Trecho da página>
↓

Nó habitacional exige múltiplas soluções; retrofit de prédios antigos é uma delas. Saiba mais
em Estadão / SP em transformação, 4/outubro
Até 2030, o déficit de moradias deve chegar a 462 mil domicílios em SP; erguer mais casas não basta, alertam especialistas - é preciso analisar as diferentes necessidades.
Garantido pela Constituição de 1988, ao lado de saúde, educação e segurança, o direito à moradia continua sendo um dos maiores desafios sociais da cidade mais rica do Brasil. Condomínios de luxo e empreendimentos milionários convivem com um déficit habitacional de 369 mil domicílios, segundo dados da Prefeitura.
Esse número não significa apenas as casas que faltam e inclui imóveis inadequados, famílias espremidas em coabitação, aluguéis que consomem a maior parte da renda e moradias improvisadas. E, mesmo que o poder público corra atrás dessa conta, focando apenas em novas construções, especialistas alertam: erguer mais casas não basta para resolver o problema.
A projeção é preocupante: até 2030, o déficit deve chegar a 462 mil domicílios. Para zerar essa conta, seria necessário produzir cerca de 120 mil novas unidades por ano, de acordo com a Associação Brasileira de Incorporadoras Imobiliárias (Abrainc). Na prática, os números estão longe disso — o programa Minha Casa Minha Vida contratou pouco menos de 120 mil unidades em dois anos (2023 e 2024).
Esses números indicam o tamanho do problema, mas não expressam sua complexidade, na opinião do urbanista Anderson Nakano. “Déficit é um conceito numérico, numa lógica de construir novas moradias de maneira padronizada, sem considerar a diversidade de necessidades habitacionais das famílias”, afirma o professor do Instituto das Cidades da Unifesp e pesquisador do Observatório das Metrópoles.

↑

Dados fornecidos>
↓

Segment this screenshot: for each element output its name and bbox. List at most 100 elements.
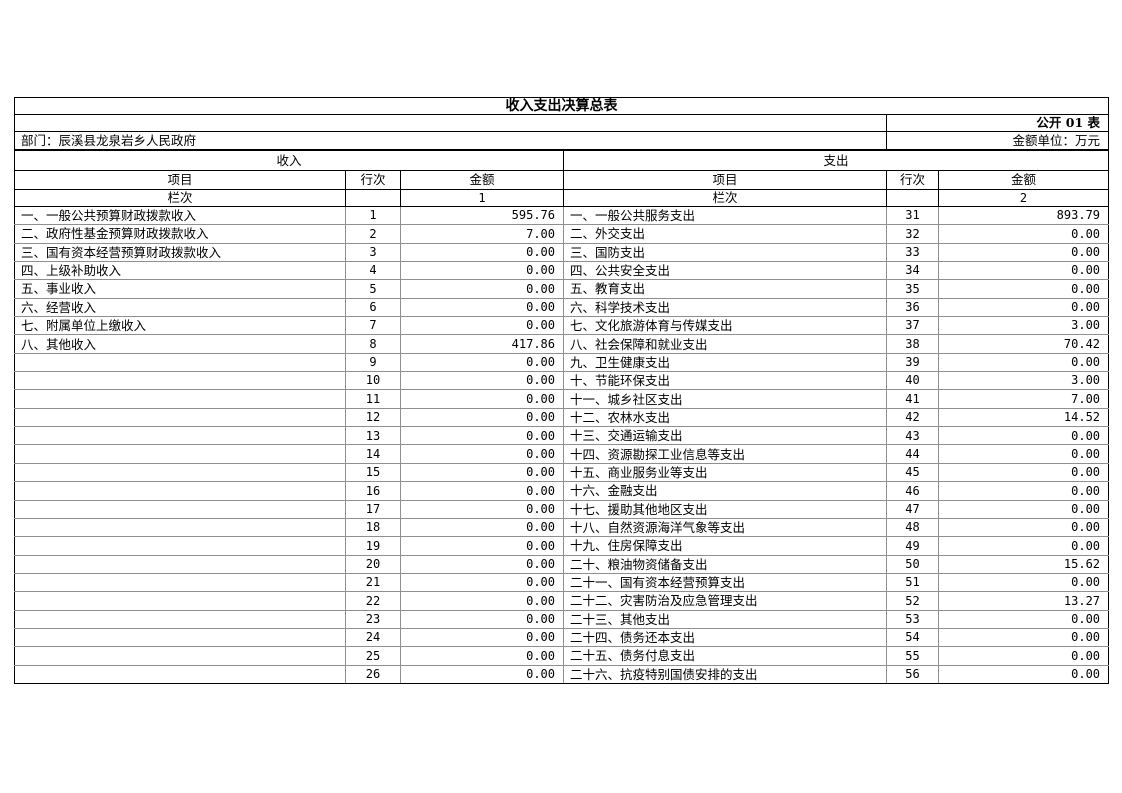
expense-amount-value: 70.42 xyxy=(937,334,1110,354)
expense-line-number: 35 xyxy=(886,279,939,299)
income-section-header: 收入 xyxy=(14,149,564,171)
expense-line-number: 40 xyxy=(886,371,939,391)
income-amount-value: 0.00 xyxy=(400,389,564,409)
income-line-number: 19 xyxy=(345,536,401,556)
expense-amount-value: 0.00 xyxy=(937,279,1110,299)
expense-amount-value: 0.00 xyxy=(937,261,1110,281)
expense-amount-value: 0.00 xyxy=(937,572,1110,593)
expense-line-index-blank xyxy=(886,189,939,207)
expense-line-number: 38 xyxy=(886,334,939,354)
table-row: 14 0.00 十四、资源勘探工业信息等支出 44 0.00 xyxy=(14,444,1110,464)
expense-item-label: 二十一、国有资本经营预算支出 xyxy=(563,572,887,593)
income-item-label xyxy=(14,609,346,629)
expense-amount-value: 0.00 xyxy=(937,481,1110,501)
expense-item-label: 二十、粮油物资储备支出 xyxy=(563,554,887,574)
expense-amount-column-header: 金额 xyxy=(937,170,1110,190)
income-line-number: 18 xyxy=(345,517,401,538)
expense-item-label: 二十五、债务付息支出 xyxy=(563,646,887,666)
expense-line-number: 41 xyxy=(886,389,939,409)
expense-line-number: 45 xyxy=(886,462,939,483)
expense-item-label: 十五、商业服务业等支出 xyxy=(563,462,887,483)
column-header-row: 项目 行次 金额 项目 行次 金额 xyxy=(14,170,1110,190)
income-item-label xyxy=(14,646,346,666)
table-row: 11 0.00 十一、城乡社区支出 41 7.00 xyxy=(14,389,1110,409)
department-row: 部门：辰溪县龙泉岩乡人民政府 金额单位：万元 xyxy=(14,131,1110,151)
income-item-label xyxy=(14,407,346,428)
expense-amount-value: 893.79 xyxy=(937,205,1110,226)
expense-amount-value: 14.52 xyxy=(937,407,1110,428)
income-item-label: 六、经营收入 xyxy=(14,297,346,318)
table-row: 18 0.00 十八、自然资源海洋气象等支出 48 0.00 xyxy=(14,517,1110,538)
sheet-number-row: 公开 01 表 xyxy=(14,114,1110,132)
income-amount-value: 0.00 xyxy=(400,261,564,281)
expense-amount-value: 0.00 xyxy=(937,242,1110,263)
table-row: 五、事业收入 5 0.00 五、教育支出 35 0.00 xyxy=(14,279,1110,299)
expense-line-number: 46 xyxy=(886,481,939,501)
income-amount-value: 0.00 xyxy=(400,279,564,299)
income-amount-value: 0.00 xyxy=(400,462,564,483)
table-row: 八、其他收入 8 417.86 八、社会保障和就业支出 38 70.42 xyxy=(14,334,1110,354)
expense-amount-value: 0.00 xyxy=(937,224,1110,244)
expense-item-label: 十九、住房保障支出 xyxy=(563,536,887,556)
expense-line-number: 42 xyxy=(886,407,939,428)
income-item-label: 一、一般公共预算财政拨款收入 xyxy=(14,205,346,226)
expense-item-label: 十四、资源勘探工业信息等支出 xyxy=(563,444,887,464)
income-line-number: 7 xyxy=(345,316,401,336)
expense-amount-value: 0.00 xyxy=(937,536,1110,556)
expense-amount-value: 0.00 xyxy=(937,646,1110,666)
expense-line-number: 39 xyxy=(886,352,939,373)
expense-amount-value: 0.00 xyxy=(937,426,1110,446)
expense-line-number: 51 xyxy=(886,572,939,593)
table-row: 一、一般公共预算财政拨款收入 1 595.76 一、一般公共服务支出 31 893.79 xyxy=(14,205,1110,226)
income-amount-value: 0.00 xyxy=(400,627,564,648)
income-line-number: 1 xyxy=(345,205,401,226)
expense-line-number: 34 xyxy=(886,261,939,281)
income-item-label xyxy=(14,554,346,574)
expense-amount-value: 0.00 xyxy=(937,297,1110,318)
expense-item-label: 二十三、其他支出 xyxy=(563,609,887,629)
sheet-row-blank-cell xyxy=(14,114,887,132)
income-amount-value: 0.00 xyxy=(400,499,564,519)
table-row: 9 0.00 九、卫生健康支出 39 0.00 xyxy=(14,352,1110,373)
income-line-index-blank xyxy=(345,189,401,207)
expense-item-label: 五、教育支出 xyxy=(563,279,887,299)
income-column-index-label: 栏次 xyxy=(14,189,346,207)
income-item-label xyxy=(14,627,346,648)
table-row: 六、经营收入 6 0.00 六、科学技术支出 36 0.00 xyxy=(14,297,1110,318)
expense-line-number: 43 xyxy=(886,426,939,446)
expense-item-label: 四、公共安全支出 xyxy=(563,261,887,281)
income-item-label: 七、附属单位上缴收入 xyxy=(14,316,346,336)
income-amount-value: 0.00 xyxy=(400,517,564,538)
income-item-label xyxy=(14,371,346,391)
income-amount-value: 0.00 xyxy=(400,371,564,391)
expense-item-label: 十二、农林水支出 xyxy=(563,407,887,428)
expense-item-label: 三、国防支出 xyxy=(563,242,887,263)
section-header-row: 收入 支出 xyxy=(14,149,1110,171)
table-row: 26 0.00 二十六、抗疫特别国债安排的支出 56 0.00 xyxy=(14,664,1110,684)
expense-amount-value: 0.00 xyxy=(937,627,1110,648)
income-item-label xyxy=(14,664,346,684)
expense-amount-value: 15.62 xyxy=(937,554,1110,574)
income-amount-value: 0.00 xyxy=(400,664,564,684)
expense-amount-value: 0.00 xyxy=(937,444,1110,464)
income-line-number: 12 xyxy=(345,407,401,428)
expense-item-label: 八、社会保障和就业支出 xyxy=(563,334,887,354)
income-item-label xyxy=(14,352,346,373)
expense-amount-value: 3.00 xyxy=(937,371,1110,391)
expense-line-number: 33 xyxy=(886,242,939,263)
income-line-number: 22 xyxy=(345,591,401,611)
income-line-number: 24 xyxy=(345,627,401,648)
income-item-label xyxy=(14,536,346,556)
table-body: 一、一般公共预算财政拨款收入 1 595.76 一、一般公共服务支出 31 893.79 二… xyxy=(14,205,1110,684)
income-amount-value: 0.00 xyxy=(400,572,564,593)
income-line-number: 10 xyxy=(345,371,401,391)
budget-summary-table: 收入支出决算总表 公开 01 表 部门：辰溪县龙泉岩乡人民政府 金额单位：万元 … xyxy=(13,97,1110,684)
table-row: 20 0.00 二十、粮油物资储备支出 50 15.62 xyxy=(14,554,1110,574)
income-amount-value: 0.00 xyxy=(400,536,564,556)
income-line-number: 5 xyxy=(345,279,401,299)
expense-amount-value: 0.00 xyxy=(937,499,1110,519)
expense-line-number: 36 xyxy=(886,297,939,318)
expense-item-label: 十三、交通运输支出 xyxy=(563,426,887,446)
expense-item-label: 九、卫生健康支出 xyxy=(563,352,887,373)
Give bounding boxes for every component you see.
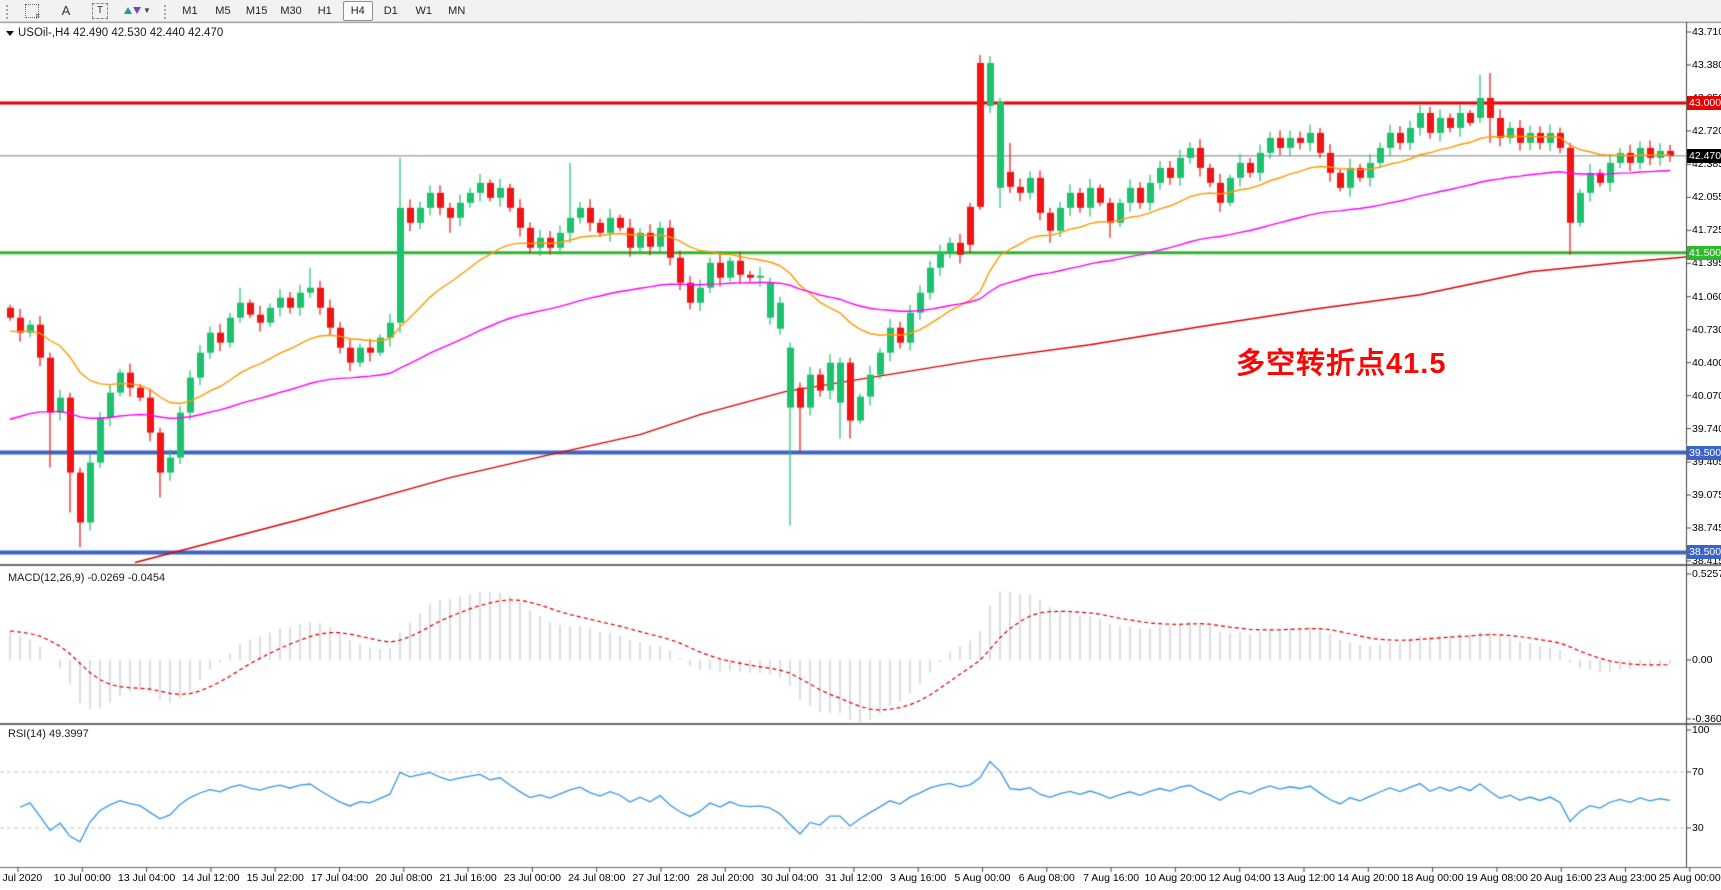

↑

Instrução escrita>
Responda a estas perguntas sobre o texto a respeito da moradia em São Paulo, numerando as respostas da mesma forma:
1. Qual é o déficit habitacional atual da cidade, segundo dados da Prefeitura?
2. Quantas novas unidades por ano seria necessário produzir para zerar o déficit, de acordo com a Abrainc?
3. Em que instituto Anderson Nakano é professor?
As linhas não têm nenhuma função aqui.

Resposta correta>
1. 369 mil domicílios.
2. Cerca de 120 mil unidades por ano.
3. No Instituto das Cidades da Unifesp.